● **Material supplied**:
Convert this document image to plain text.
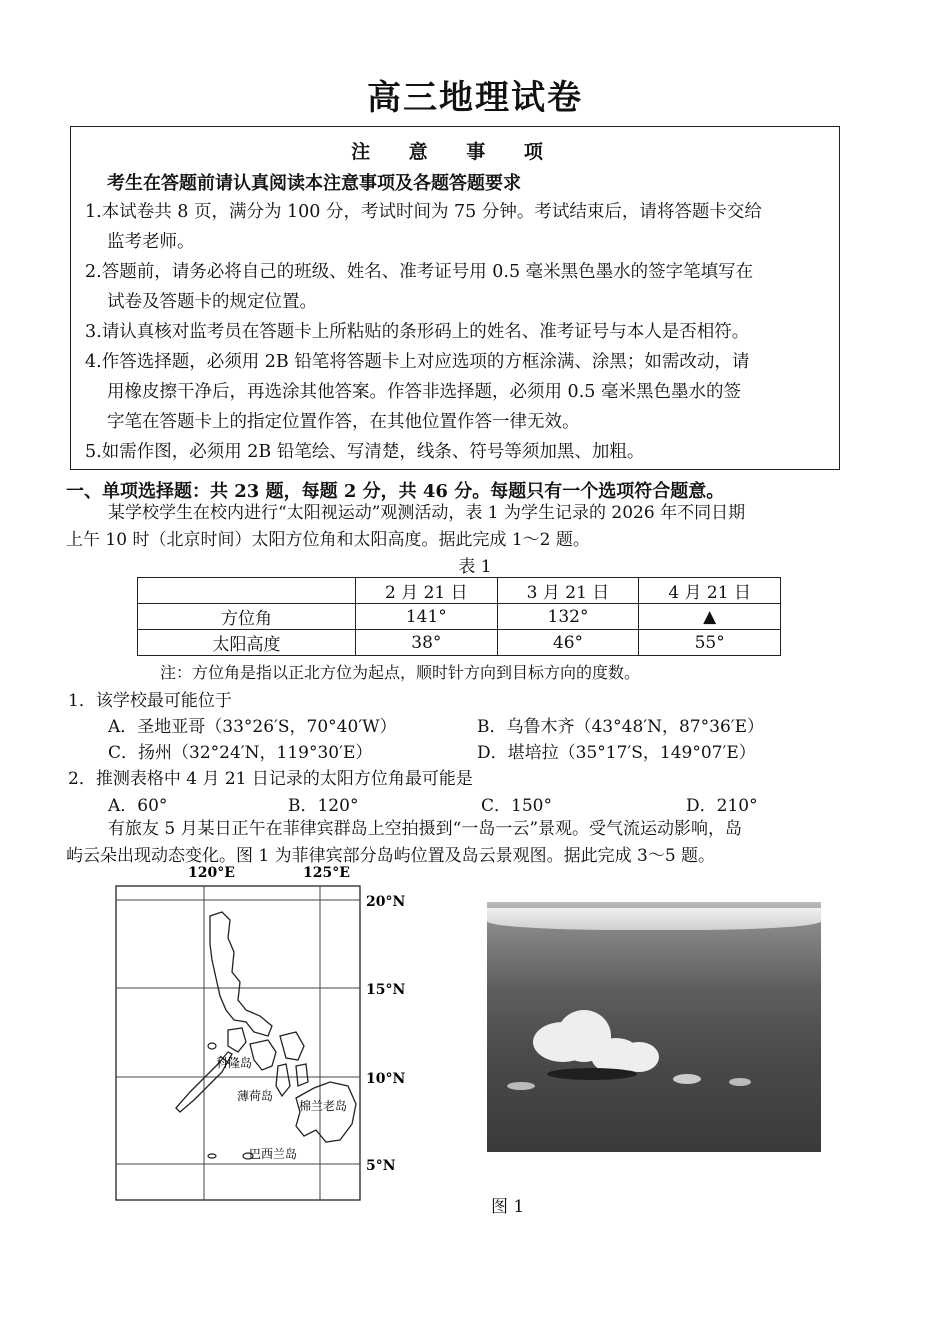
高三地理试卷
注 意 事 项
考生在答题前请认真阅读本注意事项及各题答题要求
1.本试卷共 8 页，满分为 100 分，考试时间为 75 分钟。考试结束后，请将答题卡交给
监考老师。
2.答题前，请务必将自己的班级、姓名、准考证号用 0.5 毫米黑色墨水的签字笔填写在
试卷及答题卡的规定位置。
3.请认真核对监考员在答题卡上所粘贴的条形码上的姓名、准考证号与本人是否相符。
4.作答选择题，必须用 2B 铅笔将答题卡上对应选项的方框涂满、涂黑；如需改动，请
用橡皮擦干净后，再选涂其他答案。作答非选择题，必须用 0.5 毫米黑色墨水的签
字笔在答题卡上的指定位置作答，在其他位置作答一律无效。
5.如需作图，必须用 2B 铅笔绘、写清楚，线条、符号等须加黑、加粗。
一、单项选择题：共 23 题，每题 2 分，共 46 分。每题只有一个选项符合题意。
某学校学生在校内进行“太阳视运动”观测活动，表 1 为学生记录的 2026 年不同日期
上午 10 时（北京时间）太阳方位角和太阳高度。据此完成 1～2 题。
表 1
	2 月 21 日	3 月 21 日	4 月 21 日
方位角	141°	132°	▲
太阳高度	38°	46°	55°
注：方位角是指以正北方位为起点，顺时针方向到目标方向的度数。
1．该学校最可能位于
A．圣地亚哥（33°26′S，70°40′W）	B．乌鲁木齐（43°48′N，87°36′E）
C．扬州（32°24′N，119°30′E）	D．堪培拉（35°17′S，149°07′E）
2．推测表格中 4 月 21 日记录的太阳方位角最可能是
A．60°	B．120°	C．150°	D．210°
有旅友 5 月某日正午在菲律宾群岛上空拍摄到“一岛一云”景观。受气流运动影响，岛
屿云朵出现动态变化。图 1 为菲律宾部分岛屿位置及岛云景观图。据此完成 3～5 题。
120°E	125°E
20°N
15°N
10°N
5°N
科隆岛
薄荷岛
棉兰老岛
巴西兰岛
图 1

● **Exercise requirements**: Leave the pictures out, and print every line of the listing exactly as written.

● **Right answer**:
Convert this document image to plain text.
高三地理试卷
注 意 事 项
考生在答题前请认真阅读本注意事项及各题答题要求
1.本试卷共 8 页，满分为 100 分，考试时间为 75 分钟。考试结束后，请将答题卡交给
监考老师。
2.答题前，请务必将自己的班级、姓名、准考证号用 0.5 毫米黑色墨水的签字笔填写在
试卷及答题卡的规定位置。
3.请认真核对监考员在答题卡上所粘贴的条形码上的姓名、准考证号与本人是否相符。
4.作答选择题，必须用 2B 铅笔将答题卡上对应选项的方框涂满、涂黑；如需改动，请
用橡皮擦干净后，再选涂其他答案。作答非选择题，必须用 0.5 毫米黑色墨水的签
字笔在答题卡上的指定位置作答，在其他位置作答一律无效。
5.如需作图，必须用 2B 铅笔绘、写清楚，线条、符号等须加黑、加粗。
一、单项选择题：共 23 题，每题 2 分，共 46 分。每题只有一个选项符合题意。
某学校学生在校内进行“太阳视运动”观测活动，表 1 为学生记录的 2026 年不同日期
上午 10 时（北京时间）太阳方位角和太阳高度。据此完成 1～2 题。
表 1
	2 月 21 日	3 月 21 日	4 月 21 日
方位角	141°	132°	▲
太阳高度	38°	46°	55°
注：方位角是指以正北方位为起点，顺时针方向到目标方向的度数。
1．该学校最可能位于
A．圣地亚哥（33°26′S，70°40′W）	B．乌鲁木齐（43°48′N，87°36′E）
C．扬州（32°24′N，119°30′E）	D．堪培拉（35°17′S，149°07′E）
2．推测表格中 4 月 21 日记录的太阳方位角最可能是
A．60°	B．120°	C．150°	D．210°
有旅友 5 月某日正午在菲律宾群岛上空拍摄到“一岛一云”景观。受气流运动影响，岛
屿云朵出现动态变化。图 1 为菲律宾部分岛屿位置及岛云景观图。据此完成 3～5 题。
120°E	125°E
20°N
15°N
10°N
5°N
科隆岛
薄荷岛
棉兰老岛
巴西兰岛
图 1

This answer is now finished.